======== Stored data

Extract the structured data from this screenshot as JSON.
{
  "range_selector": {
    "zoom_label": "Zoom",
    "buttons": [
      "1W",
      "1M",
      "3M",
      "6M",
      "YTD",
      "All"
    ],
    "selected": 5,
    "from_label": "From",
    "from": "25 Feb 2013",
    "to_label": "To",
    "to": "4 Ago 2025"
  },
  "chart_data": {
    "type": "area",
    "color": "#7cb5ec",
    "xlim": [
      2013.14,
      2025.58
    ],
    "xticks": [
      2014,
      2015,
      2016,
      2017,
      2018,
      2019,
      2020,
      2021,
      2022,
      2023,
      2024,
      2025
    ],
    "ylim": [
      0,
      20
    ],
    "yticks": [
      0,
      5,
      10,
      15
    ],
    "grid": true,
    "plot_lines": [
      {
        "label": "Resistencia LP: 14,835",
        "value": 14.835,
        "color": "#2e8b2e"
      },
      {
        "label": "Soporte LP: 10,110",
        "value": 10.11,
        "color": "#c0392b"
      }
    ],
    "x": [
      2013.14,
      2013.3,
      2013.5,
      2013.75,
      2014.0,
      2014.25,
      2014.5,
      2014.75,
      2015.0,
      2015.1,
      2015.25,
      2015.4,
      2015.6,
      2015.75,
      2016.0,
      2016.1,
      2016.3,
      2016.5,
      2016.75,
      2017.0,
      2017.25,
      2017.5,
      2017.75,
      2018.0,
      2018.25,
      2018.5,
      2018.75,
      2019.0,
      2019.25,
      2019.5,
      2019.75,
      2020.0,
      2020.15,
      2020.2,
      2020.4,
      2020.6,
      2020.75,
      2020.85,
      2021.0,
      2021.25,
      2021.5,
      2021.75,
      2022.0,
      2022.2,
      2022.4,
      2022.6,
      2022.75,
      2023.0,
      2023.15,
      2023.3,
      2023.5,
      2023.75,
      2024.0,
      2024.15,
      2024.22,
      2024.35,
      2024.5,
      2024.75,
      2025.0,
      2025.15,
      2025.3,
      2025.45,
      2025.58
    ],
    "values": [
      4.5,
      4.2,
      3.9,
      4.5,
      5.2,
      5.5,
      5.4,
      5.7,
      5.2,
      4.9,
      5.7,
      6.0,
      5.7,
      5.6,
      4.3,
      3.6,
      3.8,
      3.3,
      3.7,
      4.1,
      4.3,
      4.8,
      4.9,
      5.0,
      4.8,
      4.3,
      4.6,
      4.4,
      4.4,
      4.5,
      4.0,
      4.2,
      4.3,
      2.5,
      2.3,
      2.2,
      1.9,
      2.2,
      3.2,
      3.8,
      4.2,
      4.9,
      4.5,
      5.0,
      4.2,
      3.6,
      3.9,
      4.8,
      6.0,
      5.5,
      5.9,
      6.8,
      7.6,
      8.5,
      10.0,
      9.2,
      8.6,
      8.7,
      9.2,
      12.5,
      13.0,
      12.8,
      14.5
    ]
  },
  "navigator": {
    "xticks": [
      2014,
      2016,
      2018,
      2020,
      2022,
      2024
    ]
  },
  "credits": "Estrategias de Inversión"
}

================

Copy all lines from the listing that contain "color".

Response
    "color": "#7cb5ec",
        "color": "#2e8b2e"
        "color": "#c0392b"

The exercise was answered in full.